[What you are asked to do]
Retype every line of the data below without changing anything.

>> START Recorded information

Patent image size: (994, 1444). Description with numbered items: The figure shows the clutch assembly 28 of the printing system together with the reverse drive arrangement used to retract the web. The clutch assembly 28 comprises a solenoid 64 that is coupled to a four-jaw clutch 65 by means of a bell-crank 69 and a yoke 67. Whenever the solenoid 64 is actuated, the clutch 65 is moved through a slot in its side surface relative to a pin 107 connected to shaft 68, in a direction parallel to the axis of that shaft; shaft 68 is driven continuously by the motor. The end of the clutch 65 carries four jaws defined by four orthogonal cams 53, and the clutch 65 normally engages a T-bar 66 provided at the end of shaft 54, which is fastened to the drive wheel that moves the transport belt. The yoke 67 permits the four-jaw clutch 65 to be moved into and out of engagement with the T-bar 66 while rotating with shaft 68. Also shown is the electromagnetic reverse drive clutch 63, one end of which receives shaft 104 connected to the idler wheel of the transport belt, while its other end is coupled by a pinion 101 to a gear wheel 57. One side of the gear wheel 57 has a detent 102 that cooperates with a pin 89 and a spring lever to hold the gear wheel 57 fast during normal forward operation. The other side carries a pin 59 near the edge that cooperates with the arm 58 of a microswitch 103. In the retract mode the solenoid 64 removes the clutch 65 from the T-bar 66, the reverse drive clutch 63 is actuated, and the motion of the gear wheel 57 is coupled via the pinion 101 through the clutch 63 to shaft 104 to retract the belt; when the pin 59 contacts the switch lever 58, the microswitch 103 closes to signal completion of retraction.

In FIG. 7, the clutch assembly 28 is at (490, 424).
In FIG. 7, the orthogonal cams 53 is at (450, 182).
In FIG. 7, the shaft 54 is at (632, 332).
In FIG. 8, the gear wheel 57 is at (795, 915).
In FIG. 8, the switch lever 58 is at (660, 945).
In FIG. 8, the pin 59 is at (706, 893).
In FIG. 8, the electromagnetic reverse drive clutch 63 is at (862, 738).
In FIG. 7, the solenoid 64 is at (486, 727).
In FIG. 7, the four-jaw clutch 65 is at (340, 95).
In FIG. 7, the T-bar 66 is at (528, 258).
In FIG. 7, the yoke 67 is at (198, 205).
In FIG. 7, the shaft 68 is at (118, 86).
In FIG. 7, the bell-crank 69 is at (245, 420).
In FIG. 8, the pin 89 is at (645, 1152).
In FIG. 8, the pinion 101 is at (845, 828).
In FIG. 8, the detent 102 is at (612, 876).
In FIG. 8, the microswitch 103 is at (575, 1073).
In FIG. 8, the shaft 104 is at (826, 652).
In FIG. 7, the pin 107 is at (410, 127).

>> END Recorded information

[Expected answer]
Patent image size: (994, 1444). Description with numbered items: The figure shows the clutch assembly 28 of the printing system together with the reverse drive arrangement used to retract the web. The clutch assembly 28 comprises a solenoid 64 that is coupled to a four-jaw clutch 65 by means of a bell-crank 69 and a yoke 67. Whenever the solenoid 64 is actuated, the clutch 65 is moved through a slot in its side surface relative to a pin 107 connected to shaft 68, in a direction parallel to the axis of that shaft; shaft 68 is driven continuously by the motor. The end of the clutch 65 carries four jaws defined by four orthogonal cams 53, and the clutch 65 normally engages a T-bar 66 provided at the end of shaft 54, which is fastened to the drive wheel that moves the transport belt. The yoke 67 permits the four-jaw clutch 65 to be moved into and out of engagement with the T-bar 66 while rotating with shaft 68. Also shown is the electromagnetic reverse drive clutch 63, one end of which receives shaft 104 connected to the idler wheel of the transport belt, while its other end is coupled by a pinion 101 to a gear wheel 57. One side of the gear wheel 57 has a detent 102 that cooperates with a pin 89 and a spring lever to hold the gear wheel 57 fast during normal forward operation. The other side carries a pin 59 near the edge that cooperates with the arm 58 of a microswitch 103. In the retract mode the solenoid 64 removes the clutch 65 from the T-bar 66, the reverse drive clutch 63 is actuated, and the motion of the gear wheel 57 is coupled via the pinion 101 through the clutch 63 to shaft 104 to retract the belt; when the pin 59 contacts the switch lever 58, the microswitch 103 closes to signal completion of retraction.

In FIG. 7, the clutch assembly 28 is at (490, 424).
In FIG. 7, the orthogonal cams 53 is at (450, 182).
In FIG. 7, the shaft 54 is at (632, 332).
In FIG. 8, the gear wheel 57 is at (795, 915).
In FIG. 8, the switch lever 58 is at (660, 945).
In FIG. 8, the pin 59 is at (706, 893).
In FIG. 8, the electromagnetic reverse drive clutch 63 is at (862, 738).
In FIG. 7, the solenoid 64 is at (486, 727).
In FIG. 7, the four-jaw clutch 65 is at (340, 95).
In FIG. 7, the T-bar 66 is at (528, 258).
In FIG. 7, the yoke 67 is at (198, 205).
In FIG. 7, the shaft 68 is at (118, 86).
In FIG. 7, the bell-crank 69 is at (245, 420).
In FIG. 8, the pin 89 is at (645, 1152).
In FIG. 8, the pinion 101 is at (845, 828).
In FIG. 8, the detent 102 is at (612, 876).
In FIG. 8, the microswitch 103 is at (575, 1073).
In FIG. 8, the shaft 104 is at (826, 652).
In FIG. 7, the pin 107 is at (410, 127).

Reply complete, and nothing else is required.